Your objective
Duplicate the passage of the newspaper column below, beginning at the words "I take back" and stopping after "with her son.".

Selected text
-- -- --

IT IS the measure of a big man to concede when he is wrong - and today I feel big.

IT IS the measure of a big man to concede when he is wrong - and today I feel big.

Readers of this column know how in the past I have consistently expressed displeasure with young yobs who think the world owes them a living.

I take back my words - just some of them, though - because I realise now that adults themselves often contribute hugely to turning their little ones into monsters.

And this is not a new phenomenon ... it is as old as the legendary mountains.

I remember, for example, a parent who was called to a school to help restrain her son, who was besotted with a teacher and kept on writing her love letters, professing his undying love.

The mother, instead of remonstrating with her young one, saw nothing wrong in his behaviour.

To her, her son was an ordinary "man" attracted to a woman and with the guts to tell her so. It did not matter to her that the woman was old enough to be the boy's mother.

Right there, in front of the boy and senior staff, she took sides with her son.

"There is no law that says you can't be proposed to. If you do not want to be proposed to, you must not walk in the streets," she said.

The meeting went nowhere, until the lovelorn boy gave up on his own.

At the risk of masquerading as a sociologist, I believe some parents fast-forward their children's growth. We have all seen toddlers barely able to walk resplendent in three-piece suits, Dobbs hats and sticker-soled shoes.

Or girls who get out of their nappies straight into two-piece costumes and wigs.

A street away from where I grew up there was a popular shebeen queen who was feared by clients and neighbours alike.

Word was that she made people defecate.

-- -- --

Record set
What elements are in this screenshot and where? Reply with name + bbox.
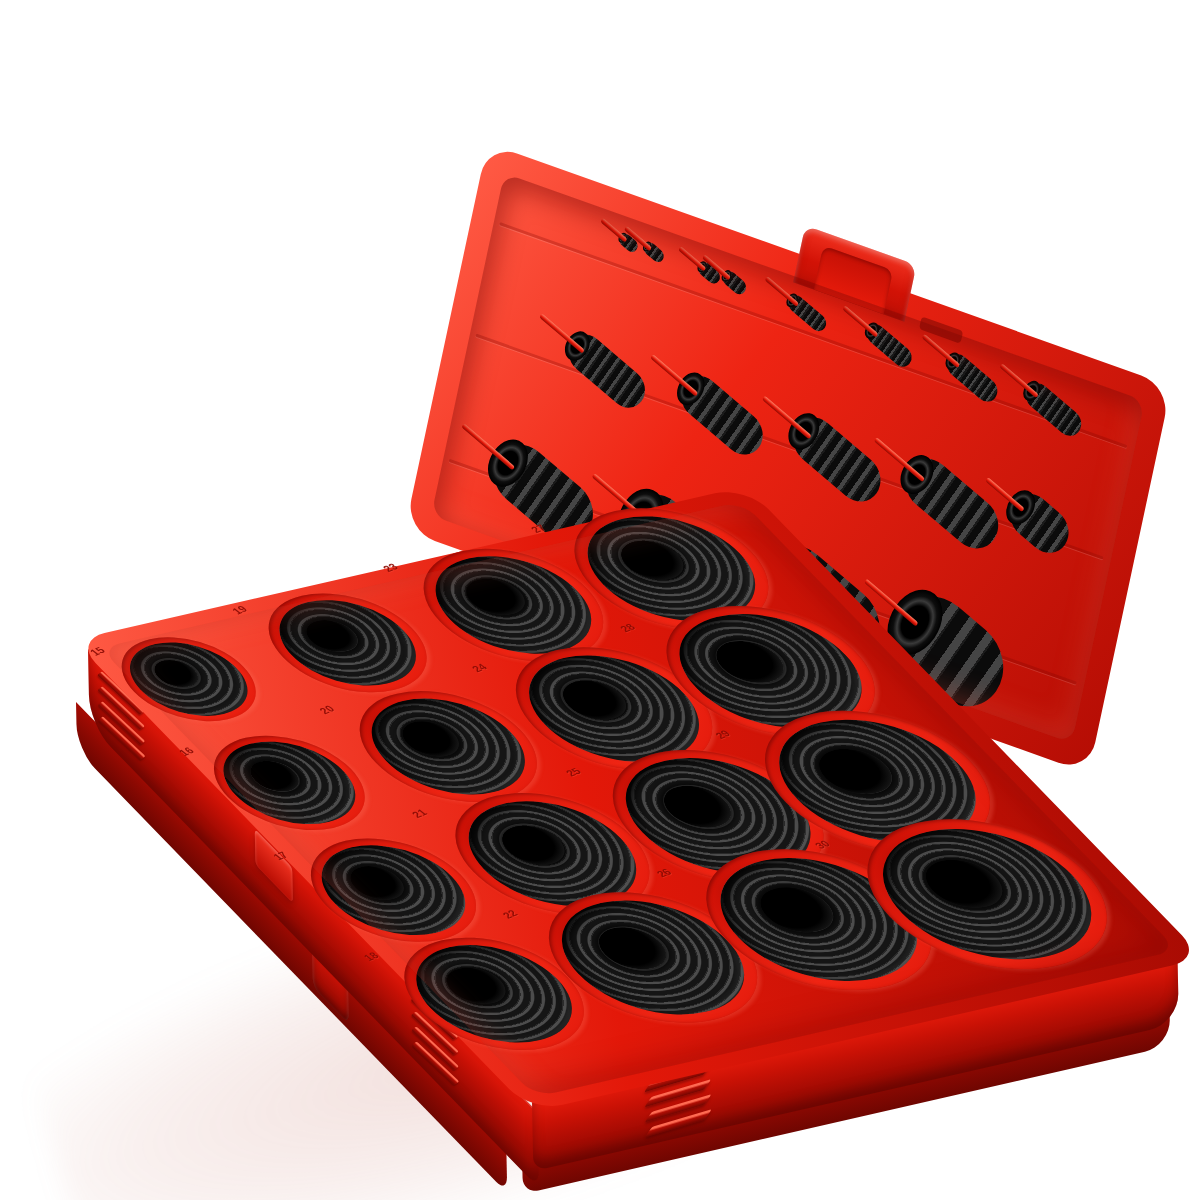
well-size-label: 23 — [380, 561, 401, 573]
well-size-label: 29 — [712, 728, 733, 740]
well-size-label: 20 — [317, 704, 338, 716]
well-center-hole — [650, 780, 745, 833]
well-size-label: 28 — [617, 622, 638, 634]
well-center-hole — [436, 963, 517, 1008]
well-center-hole — [241, 757, 309, 795]
well-center-hole — [703, 636, 796, 689]
product-photo-stage: 15161718192021222324252627282930 — [0, 0, 1200, 1200]
well-center-hole — [145, 656, 205, 690]
well-center-hole — [455, 574, 536, 619]
oring-peg — [1002, 484, 1077, 562]
well-center-hole — [297, 616, 368, 656]
lid-latch-step — [814, 246, 893, 315]
well-center-hole — [586, 922, 679, 975]
well-size-label: 15 — [87, 645, 108, 657]
peg-pin — [600, 218, 627, 243]
well-size-label: 22 — [500, 908, 521, 920]
oring-peg — [1021, 378, 1086, 442]
well-size-label: 26 — [654, 867, 675, 879]
oring-peg — [720, 268, 749, 297]
well-size-label: 21 — [409, 807, 430, 819]
well-center-hole — [805, 743, 906, 800]
well-size-label: 19 — [229, 604, 250, 616]
well-center-hole — [340, 862, 414, 904]
well-center-hole — [609, 536, 696, 585]
oring-peg — [642, 240, 667, 265]
oring-peg — [896, 448, 1008, 559]
well-center-hole — [490, 821, 577, 870]
oring-peg — [943, 349, 1002, 406]
well-size-label: 24 — [469, 662, 490, 674]
oring-peg — [784, 408, 889, 512]
well-center-hole — [910, 853, 1017, 913]
oring-stack-in-well — [252, 589, 444, 697]
well-center-hole — [391, 716, 471, 761]
well-size-label: 25 — [563, 766, 584, 778]
oring-peg — [673, 367, 771, 463]
well-center-hole — [746, 881, 847, 938]
well-center-hole — [551, 675, 639, 725]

-- -- --

Complete output
I take back my words - just some of them, though - because I realise now that adults themselves often contribute hugely to turning their little ones into monsters.

And this is not a new phenomenon ... it is as old as the legendary mountains.

I remember, for example, a parent who was called to a school to help restrain her son, who was besotted with a teacher and kept on writing her love letters, professing his undying love.

The mother, instead of remonstrating with her young one, saw nothing wrong in his behaviour.

To her, her son was an ordinary "man" attracted to a woman and with the guts to tell her so. It did not matter to her that the woman was old enough to be the boy's mother.

Right there, in front of the boy and senior staff, she took sides with her son.